[Recorded data]
====

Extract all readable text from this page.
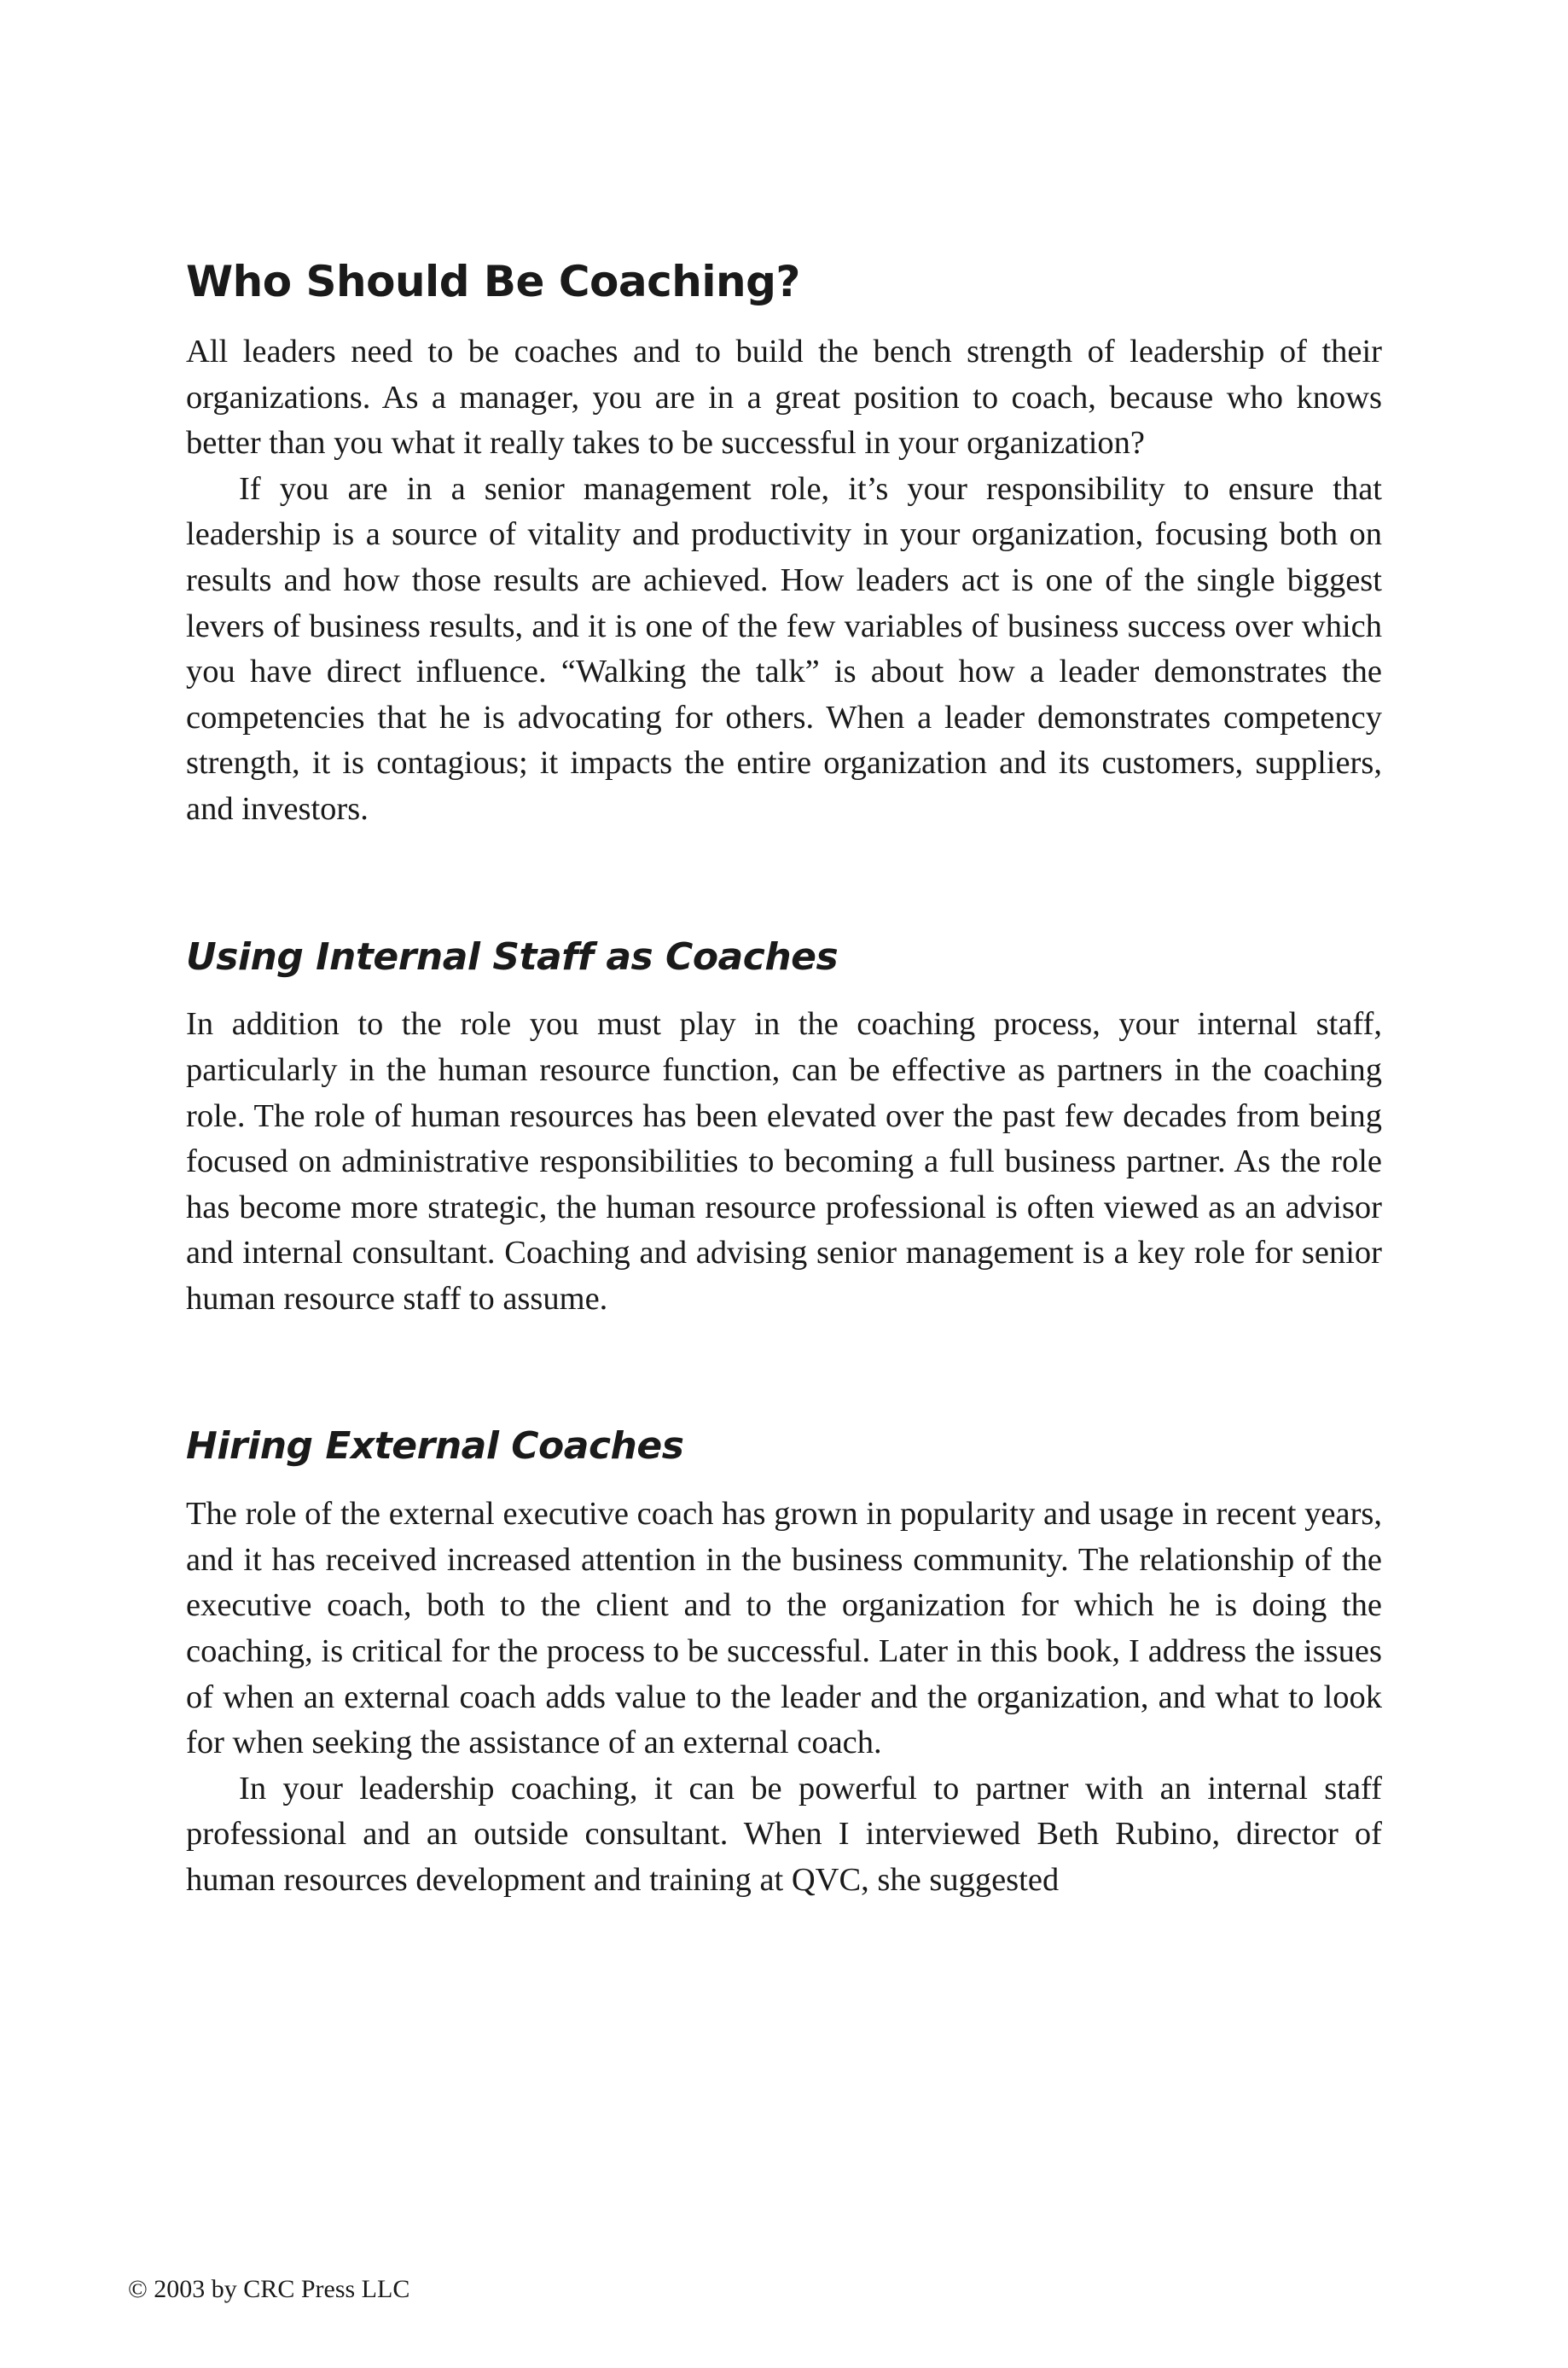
Who Should Be Coaching?

All leaders need to be coaches and to build the bench strength of leadership of their organizations. As a manager, you are in a great position to coach, because who knows better than you what it really takes to be successful in your organization?

If you are in a senior management role, it’s your responsibility to ensure that leadership is a source of vitality and productivity in your organization, focusing both on results and how those results are achieved. How leaders act is one of the single biggest levers of business results, and it is one of the few variables of business success over which you have direct influence. “Walking the talk” is about how a leader demonstrates the competencies that he is advocating for others. When a leader demonstrates competency strength, it is contagious; it impacts the entire organization and its customers, suppliers, and investors.

Using Internal Staff as Coaches

In addition to the role you must play in the coaching process, your internal staff, particularly in the human resource function, can be effective as partners in the coaching role. The role of human resources has been elevated over the past few decades from being focused on administrative responsibilities to becoming a full business partner. As the role has become more strategic, the human resource professional is often viewed as an advisor and internal consultant. Coaching and advising senior management is a key role for senior human resource staff to assume.

Hiring External Coaches

The role of the external executive coach has grown in popularity and usage in recent years, and it has received increased attention in the business community. The relationship of the executive coach, both to the client and to the organization for which he is doing the coaching, is critical for the process to be successful. Later in this book, I address the issues of when an external coach adds value to the leader and the organization, and what to look for when seeking the assistance of an external coach.

In your leadership coaching, it can be powerful to partner with an internal staff professional and an outside consultant. When I interviewed Beth Rubino, director of human resources development and training at QVC, she suggested

© 2003 by CRC Press LLC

====

> [Task directions]: Leaving the pictures aside, transcribe the entire listing exactly.

> [Full response]:
Extract all readable text from this page.
Who Should Be Coaching?

All leaders need to be coaches and to build the bench strength of leadership of their organizations. As a manager, you are in a great position to coach, because who knows better than you what it really takes to be successful in your organization?

If you are in a senior management role, it’s your responsibility to ensure that leadership is a source of vitality and productivity in your organization, focusing both on results and how those results are achieved. How leaders act is one of the single biggest levers of business results, and it is one of the few variables of business success over which you have direct influence. “Walking the talk” is about how a leader demonstrates the competencies that he is advocating for others. When a leader demonstrates competency strength, it is contagious; it impacts the entire organization and its customers, suppliers, and investors.

Using Internal Staff as Coaches

In addition to the role you must play in the coaching process, your internal staff, particularly in the human resource function, can be effective as partners in the coaching role. The role of human resources has been elevated over the past few decades from being focused on administrative responsibilities to becoming a full business partner. As the role has become more strategic, the human resource professional is often viewed as an advisor and internal consultant. Coaching and advising senior management is a key role for senior human resource staff to assume.

Hiring External Coaches

The role of the external executive coach has grown in popularity and usage in recent years, and it has received increased attention in the business community. The relationship of the executive coach, both to the client and to the organization for which he is doing the coaching, is critical for the process to be successful. Later in this book, I address the issues of when an external coach adds value to the leader and the organization, and what to look for when seeking the assistance of an external coach.

In your leadership coaching, it can be powerful to partner with an internal staff professional and an outside consultant. When I interviewed Beth Rubino, director of human resources development and training at QVC, she suggested

© 2003 by CRC Press LLC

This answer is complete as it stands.